**The task**
The exercise asks you to copy every line below in which "color" appears.

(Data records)
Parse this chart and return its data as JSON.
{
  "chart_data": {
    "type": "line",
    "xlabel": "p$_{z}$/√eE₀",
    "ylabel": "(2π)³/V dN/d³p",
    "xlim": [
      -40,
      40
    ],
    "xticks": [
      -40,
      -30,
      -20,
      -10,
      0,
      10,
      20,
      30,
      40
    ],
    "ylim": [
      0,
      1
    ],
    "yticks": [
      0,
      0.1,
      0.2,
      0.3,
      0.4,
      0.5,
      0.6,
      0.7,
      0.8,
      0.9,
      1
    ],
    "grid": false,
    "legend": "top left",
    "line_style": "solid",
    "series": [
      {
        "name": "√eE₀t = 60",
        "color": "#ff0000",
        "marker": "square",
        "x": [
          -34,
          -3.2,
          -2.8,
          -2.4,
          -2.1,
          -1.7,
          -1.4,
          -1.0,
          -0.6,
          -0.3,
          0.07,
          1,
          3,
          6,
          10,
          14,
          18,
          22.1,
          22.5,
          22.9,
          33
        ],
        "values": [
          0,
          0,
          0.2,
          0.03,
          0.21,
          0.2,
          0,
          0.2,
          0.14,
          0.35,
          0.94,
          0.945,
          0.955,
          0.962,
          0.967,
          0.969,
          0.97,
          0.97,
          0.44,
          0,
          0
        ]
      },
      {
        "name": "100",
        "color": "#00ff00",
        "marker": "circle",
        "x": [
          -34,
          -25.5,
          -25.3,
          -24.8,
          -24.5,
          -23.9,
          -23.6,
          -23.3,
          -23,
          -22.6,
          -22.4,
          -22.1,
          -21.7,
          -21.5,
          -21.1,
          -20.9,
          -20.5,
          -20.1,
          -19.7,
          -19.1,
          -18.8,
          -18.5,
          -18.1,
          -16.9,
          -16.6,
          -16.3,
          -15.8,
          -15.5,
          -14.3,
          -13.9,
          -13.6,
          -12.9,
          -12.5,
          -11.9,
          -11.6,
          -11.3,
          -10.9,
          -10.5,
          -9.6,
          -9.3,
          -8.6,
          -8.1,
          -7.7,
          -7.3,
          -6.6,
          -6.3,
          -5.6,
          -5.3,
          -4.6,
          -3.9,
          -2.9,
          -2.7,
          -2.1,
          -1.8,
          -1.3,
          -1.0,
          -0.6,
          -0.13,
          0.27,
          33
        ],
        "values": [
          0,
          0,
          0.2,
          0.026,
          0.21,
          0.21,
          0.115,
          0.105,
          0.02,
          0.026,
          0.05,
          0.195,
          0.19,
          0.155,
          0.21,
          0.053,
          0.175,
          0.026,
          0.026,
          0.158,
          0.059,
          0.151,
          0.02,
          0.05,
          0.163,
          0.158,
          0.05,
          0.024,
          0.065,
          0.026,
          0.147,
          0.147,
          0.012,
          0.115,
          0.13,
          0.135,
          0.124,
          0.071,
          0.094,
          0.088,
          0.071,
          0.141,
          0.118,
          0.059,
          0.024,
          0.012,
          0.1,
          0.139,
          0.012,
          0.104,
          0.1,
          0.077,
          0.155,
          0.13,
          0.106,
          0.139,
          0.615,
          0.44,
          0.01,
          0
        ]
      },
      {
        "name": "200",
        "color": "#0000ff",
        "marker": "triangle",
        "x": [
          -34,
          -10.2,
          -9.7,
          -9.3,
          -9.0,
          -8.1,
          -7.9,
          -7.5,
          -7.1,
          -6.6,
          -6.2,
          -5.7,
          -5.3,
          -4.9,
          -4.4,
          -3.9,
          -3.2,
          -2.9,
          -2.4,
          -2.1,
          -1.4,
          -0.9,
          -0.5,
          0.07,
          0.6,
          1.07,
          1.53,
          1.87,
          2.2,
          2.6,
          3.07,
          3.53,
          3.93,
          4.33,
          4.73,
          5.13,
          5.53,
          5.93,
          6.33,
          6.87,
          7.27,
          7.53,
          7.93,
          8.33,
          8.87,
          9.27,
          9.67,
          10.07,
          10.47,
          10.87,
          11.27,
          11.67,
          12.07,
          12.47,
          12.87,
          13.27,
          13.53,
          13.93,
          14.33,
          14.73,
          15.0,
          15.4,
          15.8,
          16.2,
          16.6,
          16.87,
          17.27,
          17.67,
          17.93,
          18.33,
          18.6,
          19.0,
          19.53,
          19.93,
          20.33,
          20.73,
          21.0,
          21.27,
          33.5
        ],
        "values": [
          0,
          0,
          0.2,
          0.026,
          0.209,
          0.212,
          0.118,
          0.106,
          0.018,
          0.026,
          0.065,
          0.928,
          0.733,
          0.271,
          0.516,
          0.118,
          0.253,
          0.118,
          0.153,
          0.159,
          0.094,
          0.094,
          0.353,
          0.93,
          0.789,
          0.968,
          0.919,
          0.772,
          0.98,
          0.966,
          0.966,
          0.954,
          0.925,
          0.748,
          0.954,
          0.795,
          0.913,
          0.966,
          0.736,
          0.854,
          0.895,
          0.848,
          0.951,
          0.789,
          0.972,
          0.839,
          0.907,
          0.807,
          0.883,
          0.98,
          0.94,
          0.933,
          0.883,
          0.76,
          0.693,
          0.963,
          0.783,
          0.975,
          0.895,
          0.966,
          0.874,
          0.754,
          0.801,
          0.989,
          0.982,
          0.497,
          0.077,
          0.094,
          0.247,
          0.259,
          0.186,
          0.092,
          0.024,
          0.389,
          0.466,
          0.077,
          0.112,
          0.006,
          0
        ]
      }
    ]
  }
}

**Final result**
        "color": "#ff0000",
        "color": "#00ff00",
        "color": "#0000ff",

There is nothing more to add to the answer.